Пленного увели в штаб полка, мы разошлись по огневым точкам и приготовились к отражению атаки. Ровно в 10.00 враг начал артиллерийскую подготовку. Она велась с какой-то особенной силой. Воспользовавшись сильным огнем своей артиллерии, вражеская пехота подползла к нашим траншеям на расстояние трехсот метров. Разрывные пули немецких автоматов врезались в бруствер наших траншей и рвались, осыпая нас мелкими осколками.
Здесь впервые я наблюдал то устрашающее действие, которое оказывали разрывные пули на многих бойцов. Орлов долго обшаривал свои карманы, сумку – что-то искал. Потом он подбежал к красноармейцу Изотову и попросил его дать ручную гранату. Изотов посмотрел на него и покачал головой, но Орлов настойчиво просил:
– Дай мне только одну гранату, больше не надо!
– Нет, оружие – это не закрутка табаку. Ищи в нишах.
Орлов подошел к командиру взвода Викторову и опять попросил гранату. Викторов удивленно посмотрел на растерянное лицо красноармейца:
– Ты что, рехнулся? Да у тебя их пять штук болтается на ремне!
Орлов опустил руку на гранаты и облегченно вздохнул. Да, растерялся товарищ! Однако он тут же отстегнул «лимонку»
[16] и, прижавшись к стенке траншеи, приготовился к бою.
К исходу третьего дня непрерывного боя противнику удалось оттеснить наши войска к городу Ропше. Завязались уличные бои. С наступлением ночи наш сильно поредевший 105-й стрелковый полк был выведен с передовых позиций на отдых и пополнение. Мы шли через Ропшу. Город был неузнаваем: улицы завалены кирпичом, обгорелые трубы возвышались над пепелищами сожженных домов, вокруг бродили исхудавшие собаки. Поломанные осколками бомб и снарядов сучья тополей и лип качались на ветру. Город опустел, мирные жители ушли в Ленинград.
На северной окраине города Ропши, возле пруда, я увидел сидящего с удочкой сутулого седого человека в старенькой стеганке. Мы на минуту задержались возле рыбака. В оцинкованном ведре, наполненном до половины водой, плавали три довольно крупных зеркальных карпа. Покусывая губы, старик с умными глазами, в которых застыли боль и скорбь, смотрел на наше грязное обмундирование, разбитую обувь.
– Возьмите себе, товарищи, эту рыбу, хорошая уха получится. В Ленинграде такой теперь нет, а я до вашего возвращения еще себе изловлю, их тут много водится.

= = = = = = =

ЗАДАНИЯ
**1)** Перепишите отрывок начиная со слов «Пленного увели в» и вплоть до слов «больше не надо!», заменив «трехсот метров» на «двухсот метров».
**2)** В какое время, согласно отрывку, враг начал артиллерийскую подготовку?

= = = = = = =

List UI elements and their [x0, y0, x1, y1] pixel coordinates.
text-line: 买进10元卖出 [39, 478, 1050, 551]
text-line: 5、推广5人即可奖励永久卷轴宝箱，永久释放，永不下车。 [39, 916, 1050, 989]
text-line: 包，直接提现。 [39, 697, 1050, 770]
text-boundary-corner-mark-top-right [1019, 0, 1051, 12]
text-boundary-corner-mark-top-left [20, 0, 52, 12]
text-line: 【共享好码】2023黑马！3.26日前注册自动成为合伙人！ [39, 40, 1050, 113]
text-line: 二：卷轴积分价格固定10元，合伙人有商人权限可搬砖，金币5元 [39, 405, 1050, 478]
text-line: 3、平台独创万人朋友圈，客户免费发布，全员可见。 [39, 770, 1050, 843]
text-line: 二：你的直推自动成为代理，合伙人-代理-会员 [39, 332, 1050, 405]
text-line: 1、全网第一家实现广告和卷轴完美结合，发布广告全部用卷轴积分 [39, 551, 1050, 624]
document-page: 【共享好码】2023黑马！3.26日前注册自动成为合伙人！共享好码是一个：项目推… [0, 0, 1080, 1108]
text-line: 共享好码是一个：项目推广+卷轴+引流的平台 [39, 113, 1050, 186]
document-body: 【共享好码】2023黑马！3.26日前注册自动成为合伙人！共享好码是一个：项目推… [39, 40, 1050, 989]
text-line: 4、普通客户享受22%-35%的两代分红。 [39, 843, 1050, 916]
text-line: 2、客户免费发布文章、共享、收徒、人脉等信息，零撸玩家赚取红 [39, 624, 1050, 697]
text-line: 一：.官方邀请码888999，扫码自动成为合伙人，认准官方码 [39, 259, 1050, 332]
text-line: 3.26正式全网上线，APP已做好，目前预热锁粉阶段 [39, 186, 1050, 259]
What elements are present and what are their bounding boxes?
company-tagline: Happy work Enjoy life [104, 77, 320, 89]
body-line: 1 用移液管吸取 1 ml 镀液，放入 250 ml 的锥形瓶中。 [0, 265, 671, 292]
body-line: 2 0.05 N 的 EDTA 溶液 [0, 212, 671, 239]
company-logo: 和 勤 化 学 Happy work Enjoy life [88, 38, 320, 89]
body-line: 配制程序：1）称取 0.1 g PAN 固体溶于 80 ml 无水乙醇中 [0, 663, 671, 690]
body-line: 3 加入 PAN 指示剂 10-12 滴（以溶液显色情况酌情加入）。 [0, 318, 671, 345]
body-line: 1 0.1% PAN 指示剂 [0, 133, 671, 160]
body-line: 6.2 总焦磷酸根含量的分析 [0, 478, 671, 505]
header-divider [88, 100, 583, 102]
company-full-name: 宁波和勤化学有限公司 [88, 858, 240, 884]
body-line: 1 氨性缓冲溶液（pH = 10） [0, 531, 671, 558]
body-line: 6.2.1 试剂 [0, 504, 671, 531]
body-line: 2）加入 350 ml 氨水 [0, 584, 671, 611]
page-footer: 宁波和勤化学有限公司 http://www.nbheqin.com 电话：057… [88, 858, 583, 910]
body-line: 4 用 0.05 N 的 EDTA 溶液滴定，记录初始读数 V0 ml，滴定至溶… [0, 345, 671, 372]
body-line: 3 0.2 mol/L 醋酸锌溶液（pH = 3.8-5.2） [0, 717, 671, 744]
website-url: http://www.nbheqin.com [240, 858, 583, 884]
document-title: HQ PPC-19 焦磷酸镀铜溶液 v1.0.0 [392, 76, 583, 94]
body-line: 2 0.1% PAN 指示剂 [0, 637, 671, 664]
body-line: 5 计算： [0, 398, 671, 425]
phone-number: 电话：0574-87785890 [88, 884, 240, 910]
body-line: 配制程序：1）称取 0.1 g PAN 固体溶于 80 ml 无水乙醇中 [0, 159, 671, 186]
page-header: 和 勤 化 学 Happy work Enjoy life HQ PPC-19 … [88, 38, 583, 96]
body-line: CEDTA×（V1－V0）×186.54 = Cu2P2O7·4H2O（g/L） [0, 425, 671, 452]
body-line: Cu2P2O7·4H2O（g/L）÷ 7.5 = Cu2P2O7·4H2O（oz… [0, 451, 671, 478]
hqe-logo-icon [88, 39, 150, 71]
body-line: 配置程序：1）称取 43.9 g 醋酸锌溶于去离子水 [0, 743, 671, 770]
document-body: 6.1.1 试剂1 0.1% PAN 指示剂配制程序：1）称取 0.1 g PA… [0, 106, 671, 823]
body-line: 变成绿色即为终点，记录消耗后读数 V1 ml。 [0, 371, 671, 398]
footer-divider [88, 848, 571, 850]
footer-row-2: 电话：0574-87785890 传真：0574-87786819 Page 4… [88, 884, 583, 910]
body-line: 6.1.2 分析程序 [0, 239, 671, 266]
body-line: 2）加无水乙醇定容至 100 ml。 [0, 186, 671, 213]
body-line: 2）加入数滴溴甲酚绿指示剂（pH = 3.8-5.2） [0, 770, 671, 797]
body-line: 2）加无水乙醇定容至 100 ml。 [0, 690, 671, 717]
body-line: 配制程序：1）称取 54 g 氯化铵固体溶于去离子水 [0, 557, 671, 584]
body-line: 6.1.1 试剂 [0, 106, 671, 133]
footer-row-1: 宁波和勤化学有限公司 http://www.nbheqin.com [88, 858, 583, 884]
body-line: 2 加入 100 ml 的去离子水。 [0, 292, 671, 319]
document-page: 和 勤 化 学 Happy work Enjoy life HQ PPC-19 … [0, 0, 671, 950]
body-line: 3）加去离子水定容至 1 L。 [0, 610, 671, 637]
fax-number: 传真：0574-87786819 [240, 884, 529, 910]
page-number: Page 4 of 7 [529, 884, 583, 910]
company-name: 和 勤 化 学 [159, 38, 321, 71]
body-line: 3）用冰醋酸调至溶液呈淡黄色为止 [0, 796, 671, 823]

= = = = = = =

ОТВЕТЫ
**1)**
Пленного увели в штаб полка, мы разошлись по огневым точкам и приготовились к отражению атаки. Ровно в 10.00 враг начал артиллерийскую подготовку. Она велась с какой-то особенной силой. Воспользовавшись сильным огнем своей артиллерии, вражеская пехота подползла к нашим траншеям на расстояние двухсот метров. Разрывные пули немецких автоматов врезались в бруствер наших траншей и рвались, осыпая нас мелкими осколками.
Здесь впервые я наблюдал то устрашающее действие, которое оказывали разрывные пули на многих бойцов. Орлов долго обшаривал свои карманы, сумку – что-то искал. Потом он подбежал к красноармейцу Изотову и попросил его дать ручную гранату. Изотов посмотрел на него и покачал головой, но Орлов настойчиво просил:
– Дай мне только одну гранату, больше не надо!

**2)** Ровно в 10.00.